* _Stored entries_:
──────

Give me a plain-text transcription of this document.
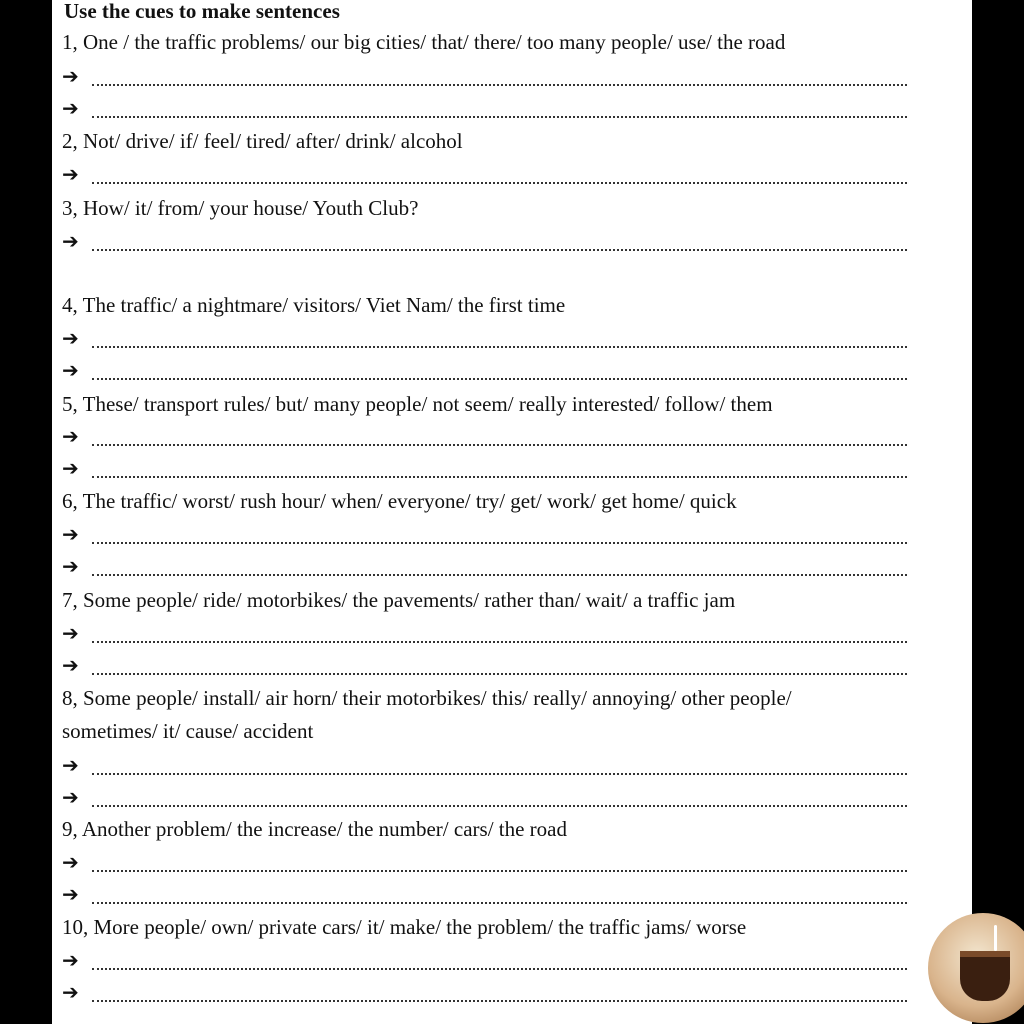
Use the cues to make sentences
1, One / the traffic problems/ our big cities/ that/ there/ too many people/ use/ the road
➔
➔
2, Not/ drive/ if/ feel/ tired/ after/ drink/ alcohol
➔
3, How/ it/ from/ your house/ Youth Club?
➔
4, The traffic/ a nightmare/ visitors/ Viet Nam/ the first time
➔
➔
5, These/ transport rules/ but/ many people/ not seem/ really interested/ follow/ them
➔
➔
6, The traffic/ worst/ rush hour/ when/ everyone/ try/ get/ work/ get home/ quick
➔
➔
7, Some people/ ride/ motorbikes/ the pavements/ rather than/ wait/ a traffic jam
➔
➔
8, Some people/ install/ air horn/ their motorbikes/ this/ really/ annoying/ other people/
sometimes/ it/ cause/ accident
➔
➔
9, Another problem/ the increase/ the number/ cars/ the road
➔
➔
10, More people/ own/ private cars/ it/ make/ the problem/ the traffic jams/ worse
➔
➔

──────

Extract each line holding the string "traffic".

* _OUTPUT BELOW_:
1, One / the traffic problems/ our big cities/ that/ there/ too many people/ use/ the road
4, The traffic/ a nightmare/ visitors/ Viet Nam/ the first time
6, The traffic/ worst/ rush hour/ when/ everyone/ try/ get/ work/ get home/ quick
7, Some people/ ride/ motorbikes/ the pavements/ rather than/ wait/ a traffic jam
10, More people/ own/ private cars/ it/ make/ the problem/ the traffic jams/ worse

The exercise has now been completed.